» What is required
Rewrite the records from their first line through the line containing "refresh-icon[interactable] [635, 8, 657, 30]", inclusive, changing "Website Visitors" to "Site Visitors" and leaving everything else unchanged.

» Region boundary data
+ + +

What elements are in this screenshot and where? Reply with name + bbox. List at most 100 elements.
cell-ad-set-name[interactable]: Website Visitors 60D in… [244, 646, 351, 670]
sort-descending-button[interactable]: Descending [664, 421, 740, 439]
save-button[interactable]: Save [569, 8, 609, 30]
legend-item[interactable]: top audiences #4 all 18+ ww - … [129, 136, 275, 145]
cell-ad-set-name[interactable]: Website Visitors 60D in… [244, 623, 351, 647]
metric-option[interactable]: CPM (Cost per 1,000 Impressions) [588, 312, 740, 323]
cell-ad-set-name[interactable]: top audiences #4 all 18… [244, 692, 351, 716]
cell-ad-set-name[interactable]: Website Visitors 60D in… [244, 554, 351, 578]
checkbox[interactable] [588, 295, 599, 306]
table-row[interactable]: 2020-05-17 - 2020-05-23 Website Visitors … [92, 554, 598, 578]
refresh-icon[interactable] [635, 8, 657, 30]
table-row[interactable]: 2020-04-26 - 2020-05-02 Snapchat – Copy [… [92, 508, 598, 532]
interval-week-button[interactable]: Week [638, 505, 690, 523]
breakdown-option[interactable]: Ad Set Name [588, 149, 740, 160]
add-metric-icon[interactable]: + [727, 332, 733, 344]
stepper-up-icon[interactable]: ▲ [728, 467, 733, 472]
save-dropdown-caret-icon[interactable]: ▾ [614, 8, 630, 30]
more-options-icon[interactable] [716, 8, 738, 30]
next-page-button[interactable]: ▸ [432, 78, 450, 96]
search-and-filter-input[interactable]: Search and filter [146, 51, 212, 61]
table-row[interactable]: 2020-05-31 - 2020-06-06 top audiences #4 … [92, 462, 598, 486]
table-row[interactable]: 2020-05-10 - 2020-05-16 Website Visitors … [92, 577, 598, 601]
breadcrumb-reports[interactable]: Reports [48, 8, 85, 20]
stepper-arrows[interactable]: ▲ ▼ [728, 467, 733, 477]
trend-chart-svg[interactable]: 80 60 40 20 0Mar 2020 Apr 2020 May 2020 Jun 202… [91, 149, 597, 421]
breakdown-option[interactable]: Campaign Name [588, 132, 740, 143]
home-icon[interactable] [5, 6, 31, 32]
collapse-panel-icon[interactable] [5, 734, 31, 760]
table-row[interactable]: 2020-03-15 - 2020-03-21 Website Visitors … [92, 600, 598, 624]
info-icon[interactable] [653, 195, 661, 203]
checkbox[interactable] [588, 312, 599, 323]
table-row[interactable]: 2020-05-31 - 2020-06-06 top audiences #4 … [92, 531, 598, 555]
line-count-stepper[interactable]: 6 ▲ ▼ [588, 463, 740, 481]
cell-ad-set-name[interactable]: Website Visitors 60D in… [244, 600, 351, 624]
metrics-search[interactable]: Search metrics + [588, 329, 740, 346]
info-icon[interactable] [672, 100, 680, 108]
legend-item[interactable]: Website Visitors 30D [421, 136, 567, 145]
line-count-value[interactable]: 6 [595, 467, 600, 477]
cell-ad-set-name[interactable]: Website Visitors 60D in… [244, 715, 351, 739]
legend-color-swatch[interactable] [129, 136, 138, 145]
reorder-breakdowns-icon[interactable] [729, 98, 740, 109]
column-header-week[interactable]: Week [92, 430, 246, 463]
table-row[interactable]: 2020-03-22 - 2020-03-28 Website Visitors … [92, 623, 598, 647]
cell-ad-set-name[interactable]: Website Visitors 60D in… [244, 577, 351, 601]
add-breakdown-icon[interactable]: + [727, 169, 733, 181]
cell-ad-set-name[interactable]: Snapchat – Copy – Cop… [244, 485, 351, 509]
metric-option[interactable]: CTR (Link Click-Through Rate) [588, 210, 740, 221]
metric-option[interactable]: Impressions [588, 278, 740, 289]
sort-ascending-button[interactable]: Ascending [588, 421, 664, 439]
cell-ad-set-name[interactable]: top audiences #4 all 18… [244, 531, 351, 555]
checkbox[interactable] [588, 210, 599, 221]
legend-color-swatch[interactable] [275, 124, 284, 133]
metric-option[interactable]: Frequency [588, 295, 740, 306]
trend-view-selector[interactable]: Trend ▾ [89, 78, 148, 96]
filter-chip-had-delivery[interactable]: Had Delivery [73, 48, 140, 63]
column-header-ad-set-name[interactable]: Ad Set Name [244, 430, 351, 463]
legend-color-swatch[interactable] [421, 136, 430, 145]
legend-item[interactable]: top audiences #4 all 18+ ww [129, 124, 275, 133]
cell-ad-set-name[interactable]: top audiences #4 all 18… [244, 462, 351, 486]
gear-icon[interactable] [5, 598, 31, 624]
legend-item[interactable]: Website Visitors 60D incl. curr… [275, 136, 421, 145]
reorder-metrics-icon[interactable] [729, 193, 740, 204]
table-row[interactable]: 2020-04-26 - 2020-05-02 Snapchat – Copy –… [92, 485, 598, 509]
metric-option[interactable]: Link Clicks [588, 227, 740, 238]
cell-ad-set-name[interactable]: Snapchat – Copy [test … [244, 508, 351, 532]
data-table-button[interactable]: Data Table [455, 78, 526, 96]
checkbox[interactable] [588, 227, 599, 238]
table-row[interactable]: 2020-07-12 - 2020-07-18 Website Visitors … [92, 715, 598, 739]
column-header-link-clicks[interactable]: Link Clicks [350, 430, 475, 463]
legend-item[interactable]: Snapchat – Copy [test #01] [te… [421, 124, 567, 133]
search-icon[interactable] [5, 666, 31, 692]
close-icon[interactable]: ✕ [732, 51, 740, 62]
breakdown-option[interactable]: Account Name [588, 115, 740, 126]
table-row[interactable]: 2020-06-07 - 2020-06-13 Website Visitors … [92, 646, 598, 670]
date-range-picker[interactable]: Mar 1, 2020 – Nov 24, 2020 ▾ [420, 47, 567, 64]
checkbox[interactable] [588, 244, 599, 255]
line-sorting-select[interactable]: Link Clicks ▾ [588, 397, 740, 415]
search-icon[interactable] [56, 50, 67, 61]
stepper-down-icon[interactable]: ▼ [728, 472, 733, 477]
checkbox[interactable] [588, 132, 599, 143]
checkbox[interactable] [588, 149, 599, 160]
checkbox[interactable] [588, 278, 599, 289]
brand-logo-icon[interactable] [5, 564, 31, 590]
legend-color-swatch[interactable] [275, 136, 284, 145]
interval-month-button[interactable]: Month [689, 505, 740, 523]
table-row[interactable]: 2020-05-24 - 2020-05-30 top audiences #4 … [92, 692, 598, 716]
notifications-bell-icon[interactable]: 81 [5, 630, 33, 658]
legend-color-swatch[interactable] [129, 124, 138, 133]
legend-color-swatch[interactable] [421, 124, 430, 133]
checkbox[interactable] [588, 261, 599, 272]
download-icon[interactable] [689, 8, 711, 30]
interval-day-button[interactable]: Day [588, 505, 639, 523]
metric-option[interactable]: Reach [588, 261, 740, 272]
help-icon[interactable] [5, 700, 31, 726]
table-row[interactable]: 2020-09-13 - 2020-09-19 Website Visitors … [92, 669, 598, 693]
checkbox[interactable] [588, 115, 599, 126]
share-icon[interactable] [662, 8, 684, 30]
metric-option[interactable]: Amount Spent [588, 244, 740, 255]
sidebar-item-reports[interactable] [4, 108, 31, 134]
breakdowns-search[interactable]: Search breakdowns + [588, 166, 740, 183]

+ + +

» Complete output
What elements are in this screenshot and where? Reply with name + bbox. List at most 100 elements.
cell-ad-set-name[interactable]: Site Visitors 60D in… [244, 646, 351, 670]
sort-descending-button[interactable]: Descending [664, 421, 740, 439]
save-button[interactable]: Save [569, 8, 609, 30]
legend-item[interactable]: top audiences #4 all 18+ ww - … [129, 136, 275, 145]
cell-ad-set-name[interactable]: Site Visitors 60D in… [244, 623, 351, 647]
metric-option[interactable]: CPM (Cost per 1,000 Impressions) [588, 312, 740, 323]
cell-ad-set-name[interactable]: top audiences #4 all 18… [244, 692, 351, 716]
cell-ad-set-name[interactable]: Site Visitors 60D in… [244, 554, 351, 578]
checkbox[interactable] [588, 295, 599, 306]
table-row[interactable]: 2020-05-17 - 2020-05-23 Site Visitors … [92, 554, 598, 578]
refresh-icon[interactable] [635, 8, 657, 30]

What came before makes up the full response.